* Exercise materials:
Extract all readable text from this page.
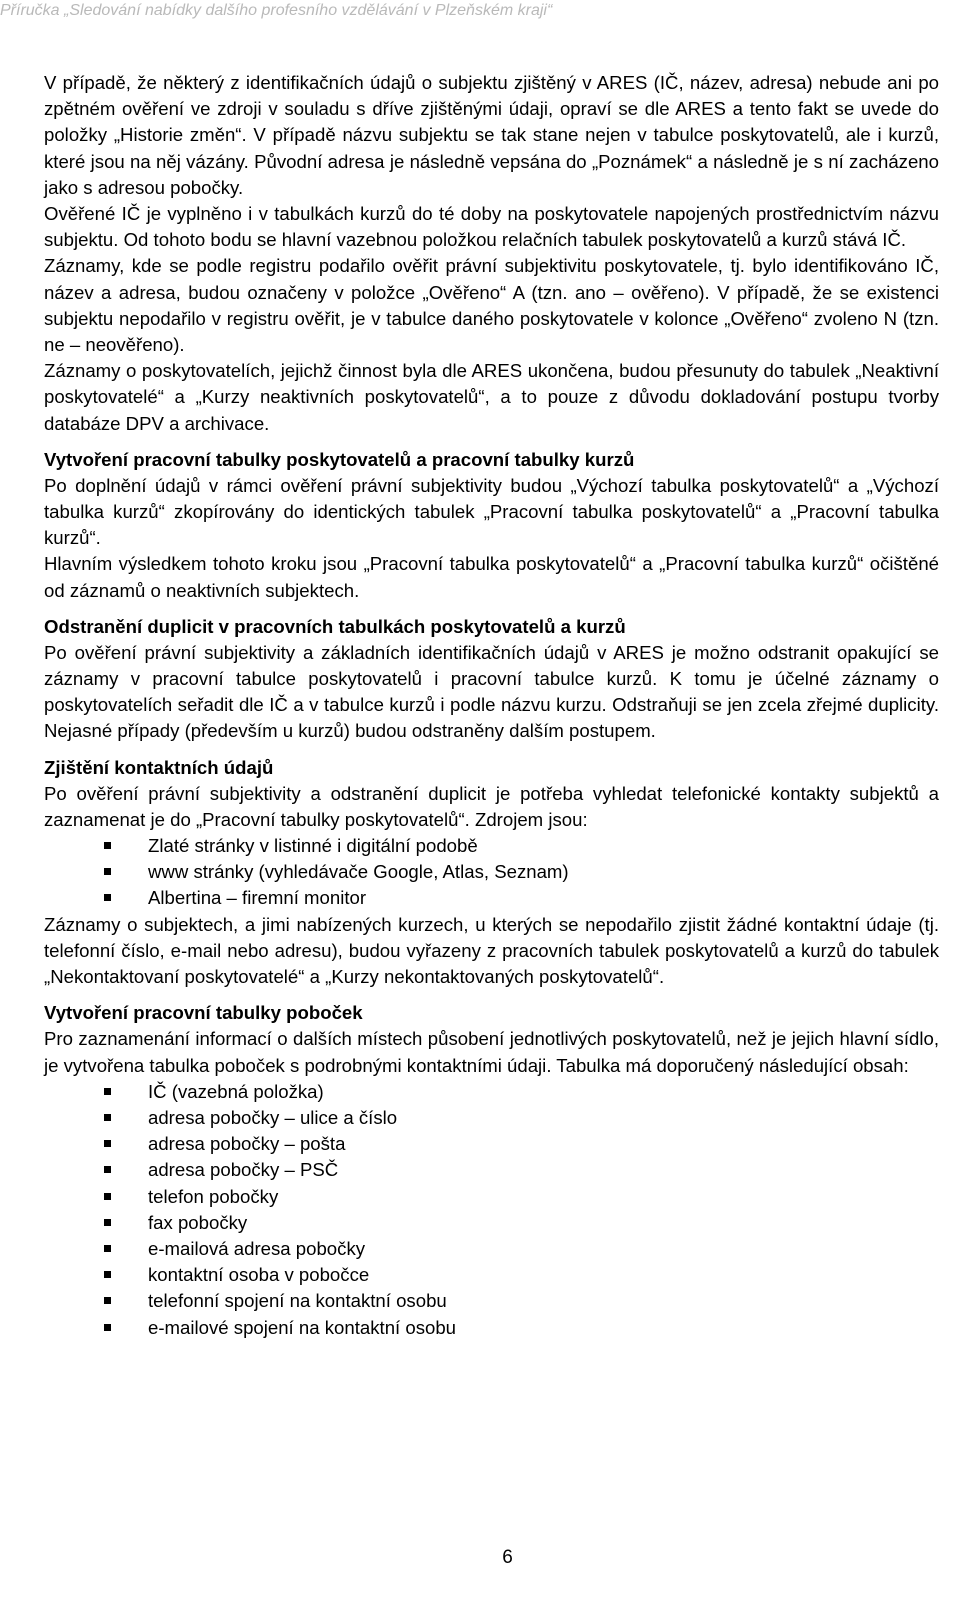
Příručka „Sledování nabídky dalšího profesního vzdělávání v Plzeňském kraji“

V případě, že některý z identifikačních údajů o subjektu zjištěný v ARES (IČ, název, adresa) nebude ani po zpětném ověření ve zdroji v souladu s dříve zjištěnými údaji, opraví se dle ARES a tento fakt se uvede do položky „Historie změn“. V případě názvu subjektu se tak stane nejen v tabulce poskytovatelů, ale i kurzů, které jsou na něj vázány. Původní adresa je následně vepsána do „Poznámek“ a následně je s ní zacházeno jako s adresou pobočky.

Ověřené IČ je vyplněno i v tabulkách kurzů do té doby na poskytovatele napojených prostřednictvím názvu subjektu. Od tohoto bodu se hlavní vazebnou položkou relačních tabulek poskytovatelů a kurzů stává IČ.

Záznamy, kde se podle registru podařilo ověřit právní subjektivitu poskytovatele, tj. bylo identifikováno IČ, název a adresa, budou označeny v položce „Ověřeno“ A (tzn. ano – ověřeno). V případě, že se existenci subjektu nepodařilo v registru ověřit, je v tabulce daného poskytovatele v kolonce „Ověřeno“ zvoleno N (tzn. ne – neověřeno).

Záznamy o poskytovatelích, jejichž činnost byla dle ARES ukončena, budou přesunuty do tabulek „Neaktivní poskytovatelé“ a „Kurzy neaktivních poskytovatelů“, a to pouze z důvodu dokladování postupu tvorby databáze DPV a archivace.

Vytvoření pracovní tabulky poskytovatelů a pracovní tabulky kurzů

Po doplnění údajů v rámci ověření právní subjektivity budou „Výchozí tabulka poskytovatelů“ a „Výchozí tabulka kurzů“ zkopírovány do identických tabulek „Pracovní tabulka poskytovatelů“ a „Pracovní tabulka kurzů“.

Hlavním výsledkem tohoto kroku jsou „Pracovní tabulka poskytovatelů“ a „Pracovní tabulka kurzů“ očištěné od záznamů o neaktivních subjektech.

Odstranění duplicit v pracovních tabulkách poskytovatelů a kurzů

Po ověření právní subjektivity a základních identifikačních údajů v ARES je možno odstranit opakující se záznamy v pracovní tabulce poskytovatelů i pracovní tabulce kurzů. K tomu je účelné záznamy o poskytovatelích seřadit dle IČ a v tabulce kurzů i podle názvu kurzu. Odstraňuji se jen zcela zřejmé duplicity. Nejasné případy (především u kurzů) budou odstraněny dalším postupem.

Zjištění kontaktních údajů

Po ověření právní subjektivity a odstranění duplicit je potřeba vyhledat telefonické kontakty subjektů a zaznamenat je do „Pracovní tabulky poskytovatelů“. Zdrojem jsou:

Zlaté stránky v listinné i digitální podobě
www stránky (vyhledávače Google, Atlas, Seznam)
Albertina – firemní monitor

Záznamy o subjektech, a jimi nabízených kurzech, u kterých se nepodařilo zjistit žádné kontaktní údaje (tj. telefonní číslo, e-mail nebo adresu), budou vyřazeny z pracovních tabulek poskytovatelů a kurzů do tabulek „Nekontaktovaní poskytovatelé“ a „Kurzy nekontaktovaných poskytovatelů“.

Vytvoření pracovní tabulky poboček

Pro zaznamenání informací o dalších místech působení jednotlivých poskytovatelů, než je jejich hlavní sídlo, je vytvořena tabulka poboček s podrobnými kontaktními údaji. Tabulka má doporučený následující obsah:

IČ (vazebná položka)
adresa pobočky – ulice a číslo
adresa pobočky – pošta
adresa pobočky – PSČ
telefon pobočky
fax pobočky
e-mailová adresa pobočky
kontaktní osoba v pobočce
telefonní spojení na kontaktní osobu
e-mailové spojení na kontaktní osobu
6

* What you will do: Make an exact copy of the records above, with the pictures left out.

* Answer to the exercise:
Extract all readable text from this page.
Příručka „Sledování nabídky dalšího profesního vzdělávání v Plzeňském kraji“

V případě, že některý z identifikačních údajů o subjektu zjištěný v ARES (IČ, název, adresa) nebude ani po zpětném ověření ve zdroji v souladu s dříve zjištěnými údaji, opraví se dle ARES a tento fakt se uvede do položky „Historie změn“. V případě názvu subjektu se tak stane nejen v tabulce poskytovatelů, ale i kurzů, které jsou na něj vázány. Původní adresa je následně vepsána do „Poznámek“ a následně je s ní zacházeno jako s adresou pobočky.

Ověřené IČ je vyplněno i v tabulkách kurzů do té doby na poskytovatele napojených prostřednictvím názvu subjektu. Od tohoto bodu se hlavní vazebnou položkou relačních tabulek poskytovatelů a kurzů stává IČ.

Záznamy, kde se podle registru podařilo ověřit právní subjektivitu poskytovatele, tj. bylo identifikováno IČ, název a adresa, budou označeny v položce „Ověřeno“ A (tzn. ano – ověřeno). V případě, že se existenci subjektu nepodařilo v registru ověřit, je v tabulce daného poskytovatele v kolonce „Ověřeno“ zvoleno N (tzn. ne – neověřeno).

Záznamy o poskytovatelích, jejichž činnost byla dle ARES ukončena, budou přesunuty do tabulek „Neaktivní poskytovatelé“ a „Kurzy neaktivních poskytovatelů“, a to pouze z důvodu dokladování postupu tvorby databáze DPV a archivace.

Vytvoření pracovní tabulky poskytovatelů a pracovní tabulky kurzů

Po doplnění údajů v rámci ověření právní subjektivity budou „Výchozí tabulka poskytovatelů“ a „Výchozí tabulka kurzů“ zkopírovány do identických tabulek „Pracovní tabulka poskytovatelů“ a „Pracovní tabulka kurzů“.

Hlavním výsledkem tohoto kroku jsou „Pracovní tabulka poskytovatelů“ a „Pracovní tabulka kurzů“ očištěné od záznamů o neaktivních subjektech.

Odstranění duplicit v pracovních tabulkách poskytovatelů a kurzů

Po ověření právní subjektivity a základních identifikačních údajů v ARES je možno odstranit opakující se záznamy v pracovní tabulce poskytovatelů i pracovní tabulce kurzů. K tomu je účelné záznamy o poskytovatelích seřadit dle IČ a v tabulce kurzů i podle názvu kurzu. Odstraňuji se jen zcela zřejmé duplicity. Nejasné případy (především u kurzů) budou odstraněny dalším postupem.

Zjištění kontaktních údajů

Po ověření právní subjektivity a odstranění duplicit je potřeba vyhledat telefonické kontakty subjektů a zaznamenat je do „Pracovní tabulky poskytovatelů“. Zdrojem jsou:

Zlaté stránky v listinné i digitální podobě
www stránky (vyhledávače Google, Atlas, Seznam)
Albertina – firemní monitor

Záznamy o subjektech, a jimi nabízených kurzech, u kterých se nepodařilo zjistit žádné kontaktní údaje (tj. telefonní číslo, e-mail nebo adresu), budou vyřazeny z pracovních tabulek poskytovatelů a kurzů do tabulek „Nekontaktovaní poskytovatelé“ a „Kurzy nekontaktovaných poskytovatelů“.

Vytvoření pracovní tabulky poboček

Pro zaznamenání informací o dalších místech působení jednotlivých poskytovatelů, než je jejich hlavní sídlo, je vytvořena tabulka poboček s podrobnými kontaktními údaji. Tabulka má doporučený následující obsah:

IČ (vazebná položka)
adresa pobočky – ulice a číslo
adresa pobočky – pošta
adresa pobočky – PSČ
telefon pobočky
fax pobočky
e-mailová adresa pobočky
kontaktní osoba v pobočce
telefonní spojení na kontaktní osobu
e-mailové spojení na kontaktní osobu
6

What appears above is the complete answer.